▸ Exercise data:
[start]

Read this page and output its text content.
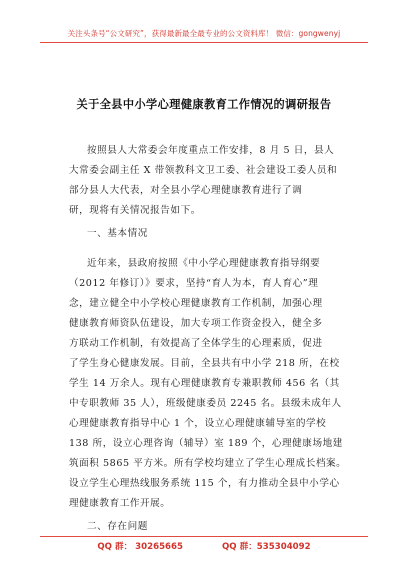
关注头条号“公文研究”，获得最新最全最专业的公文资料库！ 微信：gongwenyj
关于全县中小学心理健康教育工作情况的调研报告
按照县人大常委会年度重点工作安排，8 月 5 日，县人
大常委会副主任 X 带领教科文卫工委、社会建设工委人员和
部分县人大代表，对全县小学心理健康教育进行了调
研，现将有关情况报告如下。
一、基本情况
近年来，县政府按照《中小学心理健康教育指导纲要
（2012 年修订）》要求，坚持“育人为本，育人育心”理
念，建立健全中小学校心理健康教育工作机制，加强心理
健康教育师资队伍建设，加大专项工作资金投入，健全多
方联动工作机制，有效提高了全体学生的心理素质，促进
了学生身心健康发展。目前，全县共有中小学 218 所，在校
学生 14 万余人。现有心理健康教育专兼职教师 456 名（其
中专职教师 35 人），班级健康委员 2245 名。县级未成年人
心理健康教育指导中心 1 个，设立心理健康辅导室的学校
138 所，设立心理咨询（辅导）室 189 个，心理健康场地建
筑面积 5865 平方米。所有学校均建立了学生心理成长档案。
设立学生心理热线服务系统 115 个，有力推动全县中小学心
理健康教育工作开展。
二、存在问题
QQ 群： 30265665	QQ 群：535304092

[end]

▸ Problem to work on: Are you able to set down all the lines above exactly, without any pictures?

▸ Exercise output:
Read this page and output its text content.
关注头条号“公文研究”，获得最新最全最专业的公文资料库！ 微信：gongwenyj
关于全县中小学心理健康教育工作情况的调研报告
按照县人大常委会年度重点工作安排，8 月 5 日，县人
大常委会副主任 X 带领教科文卫工委、社会建设工委人员和
部分县人大代表，对全县小学心理健康教育进行了调
研，现将有关情况报告如下。
一、基本情况
近年来，县政府按照《中小学心理健康教育指导纲要
（2012 年修订）》要求，坚持“育人为本，育人育心”理
念，建立健全中小学校心理健康教育工作机制，加强心理
健康教育师资队伍建设，加大专项工作资金投入，健全多
方联动工作机制，有效提高了全体学生的心理素质，促进
了学生身心健康发展。目前，全县共有中小学 218 所，在校
学生 14 万余人。现有心理健康教育专兼职教师 456 名（其
中专职教师 35 人），班级健康委员 2245 名。县级未成年人
心理健康教育指导中心 1 个，设立心理健康辅导室的学校
138 所，设立心理咨询（辅导）室 189 个，心理健康场地建
筑面积 5865 平方米。所有学校均建立了学生心理成长档案。
设立学生心理热线服务系统 115 个，有力推动全县中小学心
理健康教育工作开展。
二、存在问题
QQ 群： 30265665	QQ 群：535304092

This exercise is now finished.